----- Raw records

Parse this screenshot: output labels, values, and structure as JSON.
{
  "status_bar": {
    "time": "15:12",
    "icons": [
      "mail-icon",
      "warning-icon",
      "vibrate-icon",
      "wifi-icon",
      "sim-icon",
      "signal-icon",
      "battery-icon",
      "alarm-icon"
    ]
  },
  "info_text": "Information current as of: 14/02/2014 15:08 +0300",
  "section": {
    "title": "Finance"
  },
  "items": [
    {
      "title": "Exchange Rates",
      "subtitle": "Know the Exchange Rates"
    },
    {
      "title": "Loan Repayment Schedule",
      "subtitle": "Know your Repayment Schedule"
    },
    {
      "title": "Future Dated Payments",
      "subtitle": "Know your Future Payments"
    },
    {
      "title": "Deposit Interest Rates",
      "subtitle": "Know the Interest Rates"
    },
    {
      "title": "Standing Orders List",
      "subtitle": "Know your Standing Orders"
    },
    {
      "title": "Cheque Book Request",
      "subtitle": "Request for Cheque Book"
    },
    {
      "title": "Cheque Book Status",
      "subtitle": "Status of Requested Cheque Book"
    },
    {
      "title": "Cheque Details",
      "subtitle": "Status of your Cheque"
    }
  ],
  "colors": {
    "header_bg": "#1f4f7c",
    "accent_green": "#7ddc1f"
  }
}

----------

= Goal =
Output the listing above exactly as it appears.

= Result for this task =
Parse this screenshot: output labels, values, and structure as JSON.
{
  "status_bar": {
    "time": "15:12",
    "icons": [
      "mail-icon",
      "warning-icon",
      "vibrate-icon",
      "wifi-icon",
      "sim-icon",
      "signal-icon",
      "battery-icon",
      "alarm-icon"
    ]
  },
  "info_text": "Information current as of: 14/02/2014 15:08 +0300",
  "section": {
    "title": "Finance"
  },
  "items": [
    {
      "title": "Exchange Rates",
      "subtitle": "Know the Exchange Rates"
    },
    {
      "title": "Loan Repayment Schedule",
      "subtitle": "Know your Repayment Schedule"
    },
    {
      "title": "Future Dated Payments",
      "subtitle": "Know your Future Payments"
    },
    {
      "title": "Deposit Interest Rates",
      "subtitle": "Know the Interest Rates"
    },
    {
      "title": "Standing Orders List",
      "subtitle": "Know your Standing Orders"
    },
    {
      "title": "Cheque Book Request",
      "subtitle": "Request for Cheque Book"
    },
    {
      "title": "Cheque Book Status",
      "subtitle": "Status of Requested Cheque Book"
    },
    {
      "title": "Cheque Details",
      "subtitle": "Status of your Cheque"
    }
  ],
  "colors": {
    "header_bg": "#1f4f7c",
    "accent_green": "#7ddc1f"
  }
}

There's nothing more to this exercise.